◆ **Written task**
Copy out each line featuring the string "more" from the entries beneath.

◆ **Stored records**
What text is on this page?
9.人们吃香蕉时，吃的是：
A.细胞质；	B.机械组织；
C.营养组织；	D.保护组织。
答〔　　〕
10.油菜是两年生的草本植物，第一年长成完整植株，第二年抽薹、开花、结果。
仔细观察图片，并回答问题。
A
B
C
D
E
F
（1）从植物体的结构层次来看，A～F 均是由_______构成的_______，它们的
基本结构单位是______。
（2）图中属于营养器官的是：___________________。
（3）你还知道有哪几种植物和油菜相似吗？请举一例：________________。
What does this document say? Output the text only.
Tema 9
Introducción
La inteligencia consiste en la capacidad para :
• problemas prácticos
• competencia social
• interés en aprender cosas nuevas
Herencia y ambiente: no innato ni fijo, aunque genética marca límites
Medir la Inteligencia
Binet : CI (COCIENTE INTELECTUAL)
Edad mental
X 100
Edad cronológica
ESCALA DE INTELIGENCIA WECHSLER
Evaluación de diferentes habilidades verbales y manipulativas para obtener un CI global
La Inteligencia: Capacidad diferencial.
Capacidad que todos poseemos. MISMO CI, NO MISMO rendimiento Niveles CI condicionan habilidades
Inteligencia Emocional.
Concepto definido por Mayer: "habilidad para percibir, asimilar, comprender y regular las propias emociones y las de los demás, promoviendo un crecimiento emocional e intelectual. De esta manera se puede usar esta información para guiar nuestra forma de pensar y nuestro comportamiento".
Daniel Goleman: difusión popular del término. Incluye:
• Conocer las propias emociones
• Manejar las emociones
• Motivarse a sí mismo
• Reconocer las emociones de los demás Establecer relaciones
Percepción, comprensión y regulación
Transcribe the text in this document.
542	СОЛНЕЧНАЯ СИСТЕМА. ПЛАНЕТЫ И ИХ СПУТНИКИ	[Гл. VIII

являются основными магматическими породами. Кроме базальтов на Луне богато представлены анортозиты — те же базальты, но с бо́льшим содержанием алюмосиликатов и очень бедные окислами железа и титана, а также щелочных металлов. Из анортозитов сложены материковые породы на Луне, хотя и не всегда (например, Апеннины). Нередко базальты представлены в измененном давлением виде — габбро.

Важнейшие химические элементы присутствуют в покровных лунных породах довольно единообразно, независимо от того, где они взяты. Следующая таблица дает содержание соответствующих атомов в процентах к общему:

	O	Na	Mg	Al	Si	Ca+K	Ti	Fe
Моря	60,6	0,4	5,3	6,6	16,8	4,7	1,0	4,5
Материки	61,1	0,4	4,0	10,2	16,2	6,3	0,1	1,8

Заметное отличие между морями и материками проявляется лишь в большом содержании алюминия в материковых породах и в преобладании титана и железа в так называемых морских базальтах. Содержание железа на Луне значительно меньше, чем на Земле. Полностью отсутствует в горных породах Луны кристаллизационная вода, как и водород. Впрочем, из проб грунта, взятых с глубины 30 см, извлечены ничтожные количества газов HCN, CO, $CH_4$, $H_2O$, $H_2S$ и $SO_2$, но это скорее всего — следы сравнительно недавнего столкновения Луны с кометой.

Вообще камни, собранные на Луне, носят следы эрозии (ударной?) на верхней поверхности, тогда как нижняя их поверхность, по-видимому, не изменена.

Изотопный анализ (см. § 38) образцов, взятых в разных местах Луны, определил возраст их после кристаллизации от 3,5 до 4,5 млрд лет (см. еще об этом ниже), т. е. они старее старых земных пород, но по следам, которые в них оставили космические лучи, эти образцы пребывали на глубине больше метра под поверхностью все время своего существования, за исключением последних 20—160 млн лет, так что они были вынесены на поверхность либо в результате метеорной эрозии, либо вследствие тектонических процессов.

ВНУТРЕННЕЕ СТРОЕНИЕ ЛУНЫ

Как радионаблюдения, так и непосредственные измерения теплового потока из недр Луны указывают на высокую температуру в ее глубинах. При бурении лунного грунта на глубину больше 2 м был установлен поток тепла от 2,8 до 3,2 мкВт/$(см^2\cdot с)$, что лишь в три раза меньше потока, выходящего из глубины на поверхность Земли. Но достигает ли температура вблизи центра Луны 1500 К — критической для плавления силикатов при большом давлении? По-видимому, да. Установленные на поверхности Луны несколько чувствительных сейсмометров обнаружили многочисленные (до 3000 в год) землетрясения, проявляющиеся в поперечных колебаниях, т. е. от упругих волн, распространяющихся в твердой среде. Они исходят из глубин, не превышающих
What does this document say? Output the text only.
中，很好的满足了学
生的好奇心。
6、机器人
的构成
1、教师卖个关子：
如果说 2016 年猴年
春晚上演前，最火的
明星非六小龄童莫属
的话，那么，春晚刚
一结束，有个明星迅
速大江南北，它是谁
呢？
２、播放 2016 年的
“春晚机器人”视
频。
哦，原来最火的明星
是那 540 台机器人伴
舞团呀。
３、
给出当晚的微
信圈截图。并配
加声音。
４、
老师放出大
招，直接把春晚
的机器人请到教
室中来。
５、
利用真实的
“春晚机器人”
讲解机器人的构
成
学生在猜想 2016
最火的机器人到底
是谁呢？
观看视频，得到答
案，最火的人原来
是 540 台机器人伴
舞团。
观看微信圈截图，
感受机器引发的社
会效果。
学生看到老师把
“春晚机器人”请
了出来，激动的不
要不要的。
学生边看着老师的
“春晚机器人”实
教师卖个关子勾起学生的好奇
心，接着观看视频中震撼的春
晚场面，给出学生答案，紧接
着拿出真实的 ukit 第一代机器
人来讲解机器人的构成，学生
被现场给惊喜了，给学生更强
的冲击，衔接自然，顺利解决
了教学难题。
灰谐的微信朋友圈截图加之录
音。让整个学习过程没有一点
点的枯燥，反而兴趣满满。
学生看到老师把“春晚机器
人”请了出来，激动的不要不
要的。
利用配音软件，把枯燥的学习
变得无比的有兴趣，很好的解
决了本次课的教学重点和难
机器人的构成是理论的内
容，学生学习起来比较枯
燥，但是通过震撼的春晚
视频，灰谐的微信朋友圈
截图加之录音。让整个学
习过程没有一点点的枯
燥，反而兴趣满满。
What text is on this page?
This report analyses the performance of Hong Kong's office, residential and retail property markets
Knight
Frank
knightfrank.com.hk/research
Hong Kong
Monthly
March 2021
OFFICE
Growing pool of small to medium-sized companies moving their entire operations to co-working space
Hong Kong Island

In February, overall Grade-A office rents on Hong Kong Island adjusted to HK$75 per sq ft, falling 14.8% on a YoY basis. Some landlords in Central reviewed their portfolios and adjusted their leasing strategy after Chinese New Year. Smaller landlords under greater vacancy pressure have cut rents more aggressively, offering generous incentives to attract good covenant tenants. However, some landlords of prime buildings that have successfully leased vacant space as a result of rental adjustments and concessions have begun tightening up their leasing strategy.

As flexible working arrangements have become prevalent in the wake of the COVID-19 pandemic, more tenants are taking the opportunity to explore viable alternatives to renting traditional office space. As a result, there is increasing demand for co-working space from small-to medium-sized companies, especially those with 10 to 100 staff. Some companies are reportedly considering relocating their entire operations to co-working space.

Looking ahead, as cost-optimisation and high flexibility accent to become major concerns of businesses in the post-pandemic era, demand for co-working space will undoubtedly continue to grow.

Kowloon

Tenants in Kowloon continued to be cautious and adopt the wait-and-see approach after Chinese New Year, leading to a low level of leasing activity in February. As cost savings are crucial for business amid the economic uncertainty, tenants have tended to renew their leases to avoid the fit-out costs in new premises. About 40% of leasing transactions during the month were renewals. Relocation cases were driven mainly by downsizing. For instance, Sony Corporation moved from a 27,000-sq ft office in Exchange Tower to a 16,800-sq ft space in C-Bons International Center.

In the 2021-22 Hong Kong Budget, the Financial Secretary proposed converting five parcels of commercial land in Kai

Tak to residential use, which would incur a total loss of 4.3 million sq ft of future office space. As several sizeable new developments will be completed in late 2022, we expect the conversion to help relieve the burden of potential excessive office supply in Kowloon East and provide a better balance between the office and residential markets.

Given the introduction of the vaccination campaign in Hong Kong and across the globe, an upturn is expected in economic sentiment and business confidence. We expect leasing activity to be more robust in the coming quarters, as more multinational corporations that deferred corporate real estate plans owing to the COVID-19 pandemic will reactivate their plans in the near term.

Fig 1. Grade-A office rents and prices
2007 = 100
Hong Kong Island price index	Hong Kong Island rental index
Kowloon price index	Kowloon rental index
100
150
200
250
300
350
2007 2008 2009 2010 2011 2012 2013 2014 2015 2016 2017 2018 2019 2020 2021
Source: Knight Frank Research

◆ **The output**
In February, overall Grade-A office rents on Hong Kong Island adjusted to HK$75 per sq ft, falling 14.8% on a YoY basis. Some landlords in Central reviewed their portfolios and adjusted their leasing strategy after Chinese New Year. Smaller landlords under greater vacancy pressure have cut rents more aggressively, offering generous incentives to attract good covenant tenants. However, some landlords of prime buildings that have successfully leased vacant space as a result of rental adjustments and concessions have begun tightening up their leasing strategy.
As flexible working arrangements have become prevalent in the wake of the COVID-19 pandemic, more tenants are taking the opportunity to explore viable alternatives to renting traditional office space. As a result, there is increasing demand for co-working space from small-to medium-sized companies, especially those with 10 to 100 staff. Some companies are reportedly considering relocating their entire operations to co-working space.
Given the introduction of the vaccination campaign in Hong Kong and across the globe, an upturn is expected in economic sentiment and business confidence. We expect leasing activity to be more robust in the coming quarters, as more multinational corporations that deferred corporate real estate plans owing to the COVID-19 pandemic will reactivate their plans in the near term.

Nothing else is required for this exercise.